* PROBLEM TO WORK ON *
Wherever the string "بالشفع" appears in the listing, copy that line.
══════════════════════════════
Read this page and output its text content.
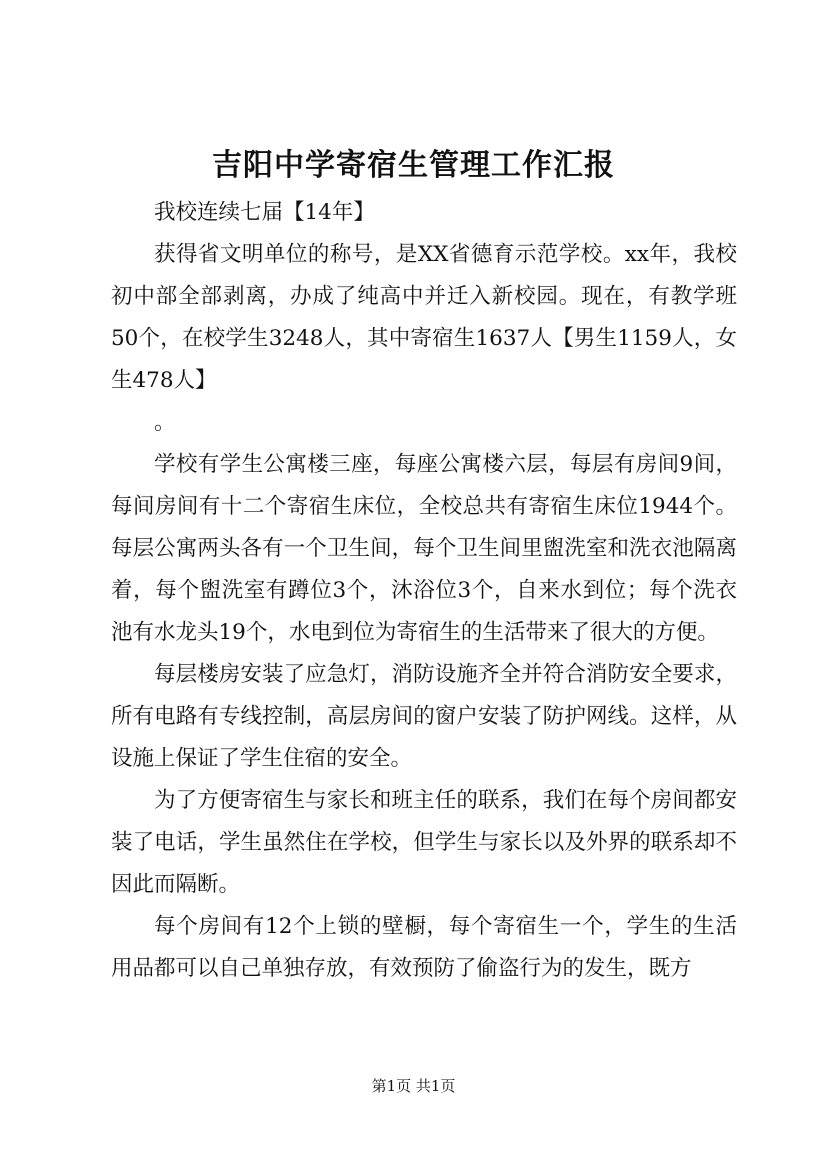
吉阳中学寄宿生管理工作汇报

我校连续七届【14年】

获得省文明单位的称号，是XX省德育示范学校。xx年，我校初中部全部剥离，办成了纯高中并迁入新校园。现在，有教学班50个，在校学生3248人，其中寄宿生1637人【男生1159人，女生478人】

。

学校有学生公寓楼三座，每座公寓楼六层，每层有房间9间，每间房间有十二个寄宿生床位，全校总共有寄宿生床位1944个。每层公寓两头各有一个卫生间，每个卫生间里盥洗室和洗衣池隔离着，每个盥洗室有蹲位3个，沐浴位3个，自来水到位；每个洗衣池有水龙头19个，水电到位为寄宿生的生活带来了很大的方便。

每层楼房安装了应急灯，消防设施齐全并符合消防安全要求，所有电路有专线控制，高层房间的窗户安装了防护网线。这样，从设施上保证了学生住宿的安全。

为了方便寄宿生与家长和班主任的联系，我们在每个房间都安装了电话，学生虽然住在学校，但学生与家长以及外界的联系却不因此而隔断。

每个房间有12个上锁的壁橱，每个寄宿生一个，学生的生活用品都可以自己单独存放，有效预防了偷盗行为的发生，既方

第1页 共1页
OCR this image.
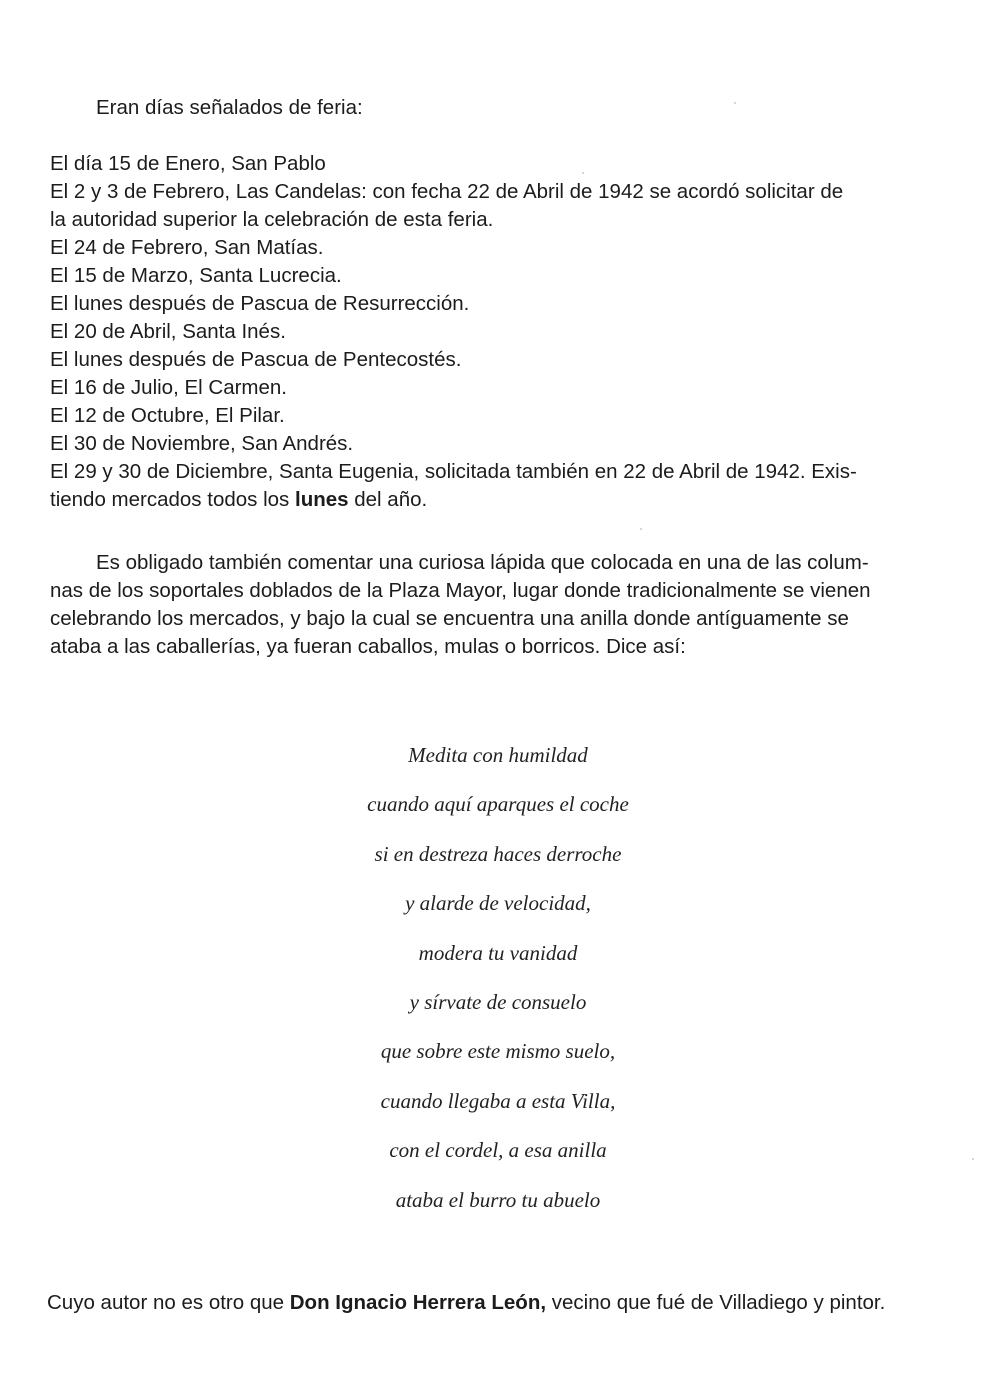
Eran días señalados de feria:

El día 15 de Enero, San Pablo
El 2 y 3 de Febrero, Las Candelas: con fecha 22 de Abril de 1942 se acordó solicitar de
la autoridad superior la celebración de esta feria.
El 24 de Febrero, San Matías.
El 15 de Marzo, Santa Lucrecia.
El lunes después de Pascua de Resurrección.
El 20 de Abril, Santa Inés.
El lunes después de Pascua de Pentecostés.
El 16 de Julio, El Carmen.
El 12 de Octubre, El Pilar.
El 30 de Noviembre, San Andrés.
El 29 y 30 de Diciembre, Santa Eugenia, solicitada también en 22 de Abril de 1942. Exis-
tiendo mercados todos los lunes del año.

Es obligado también comentar una curiosa lápida que colocada en una de las colum-
nas de los soportales doblados de la Plaza Mayor, lugar donde tradicionalmente se vienen
celebrando los mercados, y bajo la cual se encuentra una anilla donde antíguamente se
ataba a las caballerías, ya fueran caballos, mulas o borricos. Dice así:

Medita con humildad
cuando aquí aparques el coche
si en destreza haces derroche
y alarde de velocidad,
modera tu vanidad
y sírvate de consuelo
que sobre este mismo suelo,
cuando llegaba a esta Villa,
con el cordel, a esa anilla
ataba el burro tu abuelo

Cuyo autor no es otro que Don Ignacio Herrera León, vecino que fué de Villadiego y pintor.
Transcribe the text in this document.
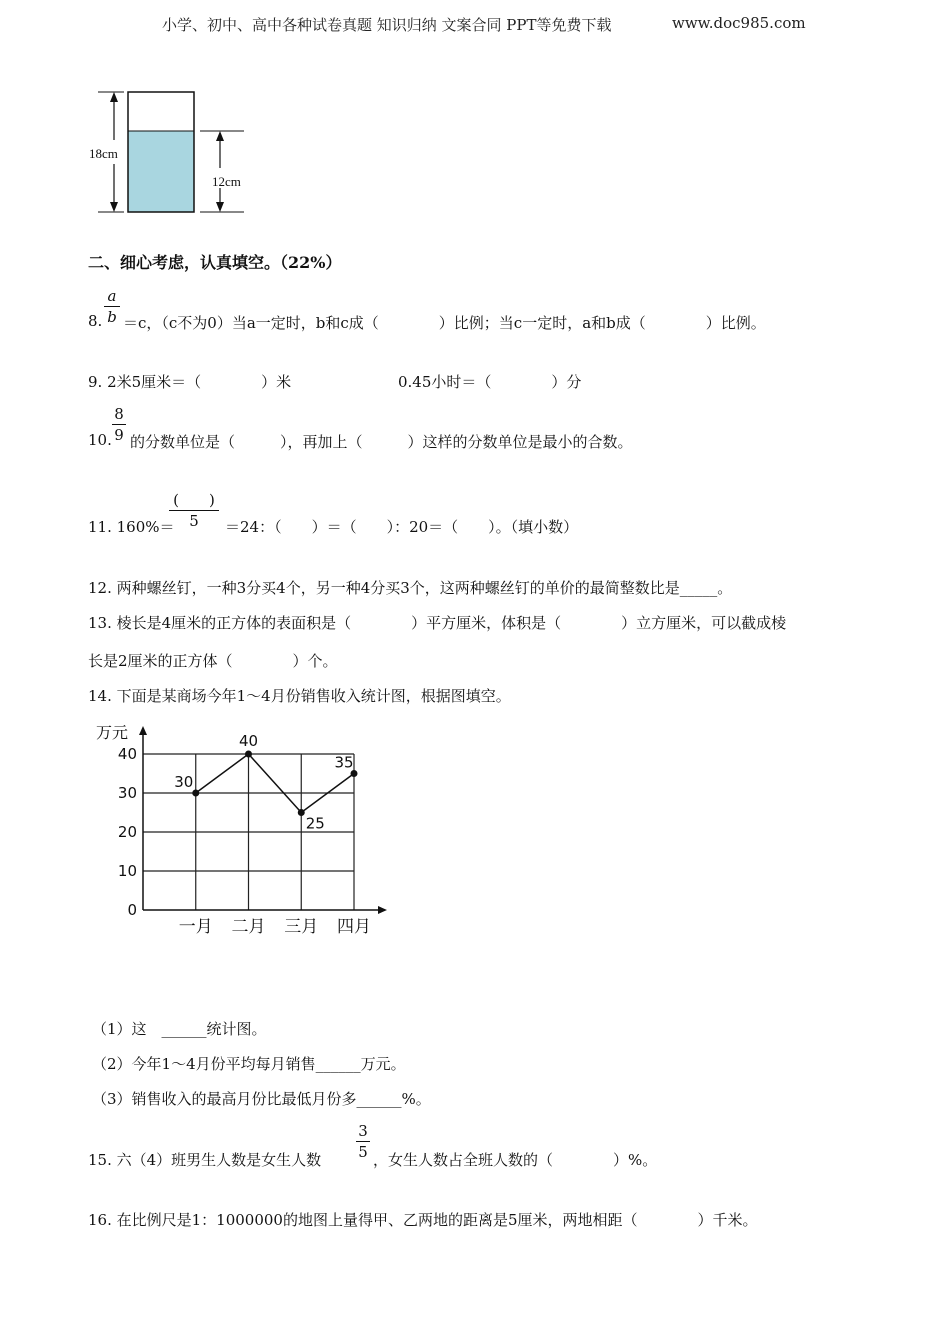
小学、初中、高中各种试卷真题 知识归纳 文案合同 PPT等免费下载	www.doc985.com
18cm
12cm
二、细心考虑，认真填空。（22%）
8.
a
b ＝c，（c不为0）当a一定时，b和c成（　　　　）比例；当c一定时，a和b成（　　　　）比例。
9. 2米5厘米＝（　　　　）米	0.45小时＝（　　　　）分
10.
8
9 的分数单位是（　　　），再加上（　　　）这样的分数单位是最小的合数。
11. 160%＝
(　　)
5	＝24：（　　）＝（　　）：20＝（　　）。（填小数）
12. 两种螺丝钉，一种3分买4个，另一种4分买3个，这两种螺丝钉的单价的最简整数比是_____。
13. 棱长是4厘米的正方体的表面积是（　　　　）平方厘米，体积是（　　　　）立方厘米，可以截成棱
长是2厘米的正方体（　　　　）个。
14. 下面是某商场今年1～4月份销售收入统计图，根据图填空。
0
10
20
30
40
一月 二月 三月 四月
30
40
25
35
万元
（1）这　______统计图。
（2）今年1～4月份平均每月销售______万元。
（3）销售收入的最高月份比最低月份多______%。
15. 六（4）班男生人数是女生人数
3
5 ，女生人数占全班人数的（　　　　）%。
16. 在比例尺是1：1000000的地图上量得甲、乙两地的距离是5厘米，两地相距（　　　　）千米。
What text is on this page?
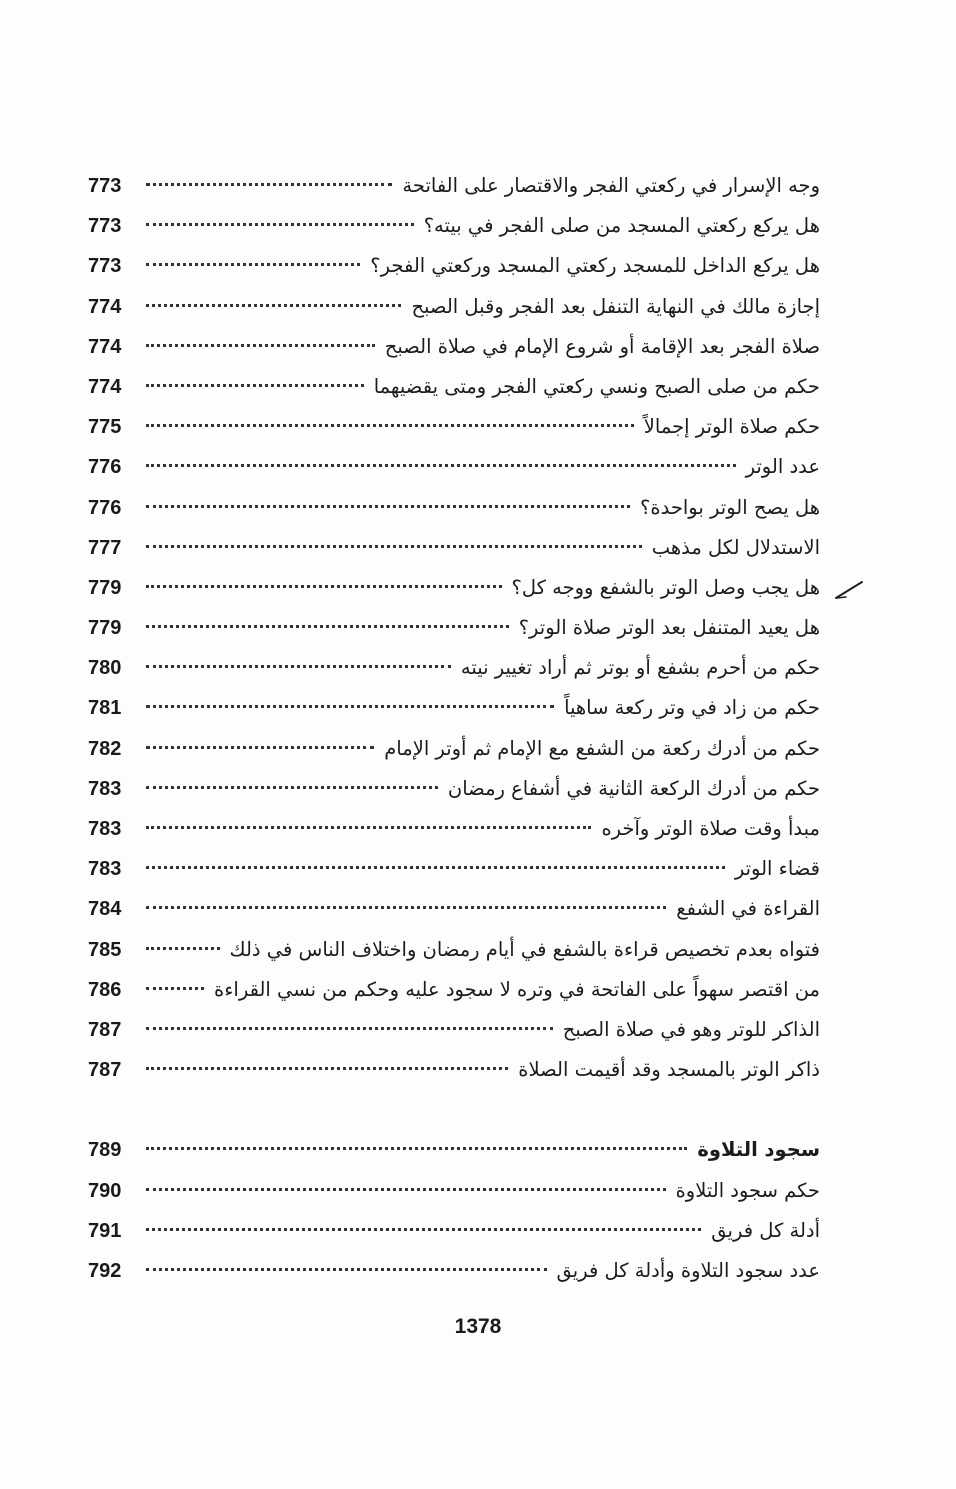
وجه الإسرار في ركعتي الفجر والاقتصار على الفاتحة
773
هل يركع ركعتي المسجد من صلى الفجر في بيته؟
773
هل يركع الداخل للمسجد ركعتي المسجد وركعتي الفجر؟
773
إجازة مالك في النهاية التنفل بعد الفجر وقبل الصبح
774
صلاة الفجر بعد الإقامة أو شروع الإمام في صلاة الصبح
774
حكم من صلى الصبح ونسي ركعتي الفجر ومتى يقضيهما
774
حكم صلاة الوتر إجمالاً
775
عدد الوتر
776
هل يصح الوتر بواحدة؟
776
الاستدلال لكل مذهب
777
هل يجب وصل الوتر بالشفع ووجه كل؟
779
هل يعيد المتنفل بعد الوتر صلاة الوتر؟
779
حكم من أحرم بشفع أو بوتر ثم أراد تغيير نيته
780
حكم من زاد في وتر ركعة ساهياً
781
حكم من أدرك ركعة من الشفع مع الإمام ثم أوتر الإمام
782
حكم من أدرك الركعة الثانية في أشفاع رمضان
783
مبدأ وقت صلاة الوتر وآخره
783
قضاء الوتر
783
القراءة في الشفع
784
فتواه بعدم تخصيص قراءة بالشفع في أيام رمضان واختلاف الناس في ذلك
785
من اقتصر سهواً على الفاتحة في وتره لا سجود عليه وحكم من نسي القراءة
786
الذاكر للوتر وهو في صلاة الصبح
787
ذاكر الوتر بالمسجد وقد أقيمت الصلاة
787
سجود التلاوة
789
حكم سجود التلاوة
790
أدلة كل فريق
791
عدد سجود التلاوة وأدلة كل فريق
792
1378
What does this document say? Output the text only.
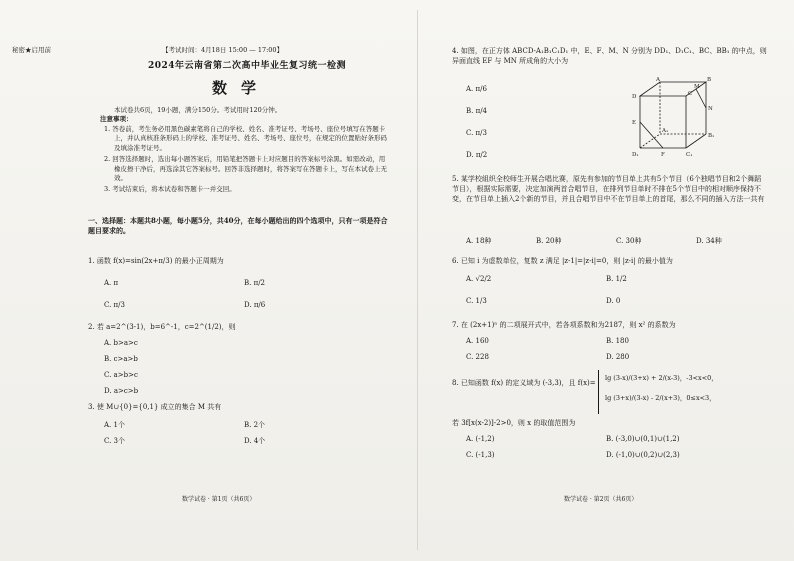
秘密★启用前	【考试时间：4月18日 15:00 — 17:00】
2024年云南省第二次高中毕业生复习统一检测
数学

本试卷共6页，19小题，满分150分。考试用时120分钟。

注意事项：

1. 答卷前，考生务必用黑色碳素笔将自己的学校、姓名、准考证号、考场号、座位号填写在答题卡上，并认真核准条形码上的学校、准考证号、姓名、考场号、座位号，在规定的位置贴好条形码及填涂准考证号。
2. 回答选择题时，选出每小题答案后，用铅笔把答题卡上对应题目的答案标号涂黑。如需改动，用橡皮擦干净后，再选涂其它答案标号。回答非选择题时，将答案写在答题卡上，写在本试卷上无效。
3. 考试结束后，将本试卷和答题卡一并交回。
一、选择题：本题共8小题，每小题5分，共40分，在每小题给出的四个选项中，只有一项是符合题目要求的。
1. 函数 f(x)=sin(2x+π/3) 的最小正周期为
A. π	B. π/2
C. π/3	D. π/6
2. 若 a=2^(3-1)，b=6^-1，c=2^(1/2)，则
A. b>a>c
B. c>a>b
C. a>b>c
D. a>c>b
3. 使 M∪{0}={0,1} 成立的集合 M 共有
A. 1个	B. 2个
C. 3个	D. 4个
数学试卷 · 第1页（共6页）
4. 如图，在正方体 ABCD-A₁B₁C₁D₁ 中，E、F、M、N 分别为 DD₁、D₁C₁、BC、BB₁ 的中点，则异面直线 EF 与 MN 所成角的大小为
A. π/6
B. π/4
C. π/3
D. π/2
A	B
C
D
A₁
B₁
C₁
D₁
E
F
M
N
5. 某学校組织全校师生开展合唱比赛，原先有参加的节目单上共有5个节目（6个独唱节目和2个舞蹈节目），根据实际需要，决定加演两首合唱节目，在排列节目单时不排在5个节目中的相对顺序保持不变，在节目单上插入2个新的节目，并且合唱节目中不在节目单上的首尾，那么不同的插入方法一共有
A. 18种	B. 20种	C. 30种	D. 34种
6. 已知 i 为虚数单位，复数 z 满足 |z-1|=|z-i|=0，则 |z-i| 的最小值为
A. √2/2	B. 1/2
C. 1/3	D. 0
7. 在 (2x+1)ⁿ 的二项展开式中，若各项系数和为2187，则 x² 的系数为
A. 160	B. 180
C. 228	D. 280
8. 已知函数 f(x) 的定义域为 (-3,3)，且 f(x)=
lg (3-x)/(3+x) + 2/(x-3)，-3<x<0，
lg (3+x)/(3-x) - 2/(x+3)，0≤x<3，
若 3f[x(x-2)]-2>0，则 x 的取值范围为
A. (-1,2)	B. (-3,0)∪(0,1)∪(1,2)
C. (-1,3)	D. (-1,0)∪(0,2)∪(2,3)
数学试卷 · 第2页（共6页）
══════════════════════════════
* WRITTEN SOLUTION *
هل يجب وصل الوتر بالشفع ووجه كل؟
فتواه بعدم تخصيص قراءة بالشفع في أيام رمضان واختلاف الناس في ذلك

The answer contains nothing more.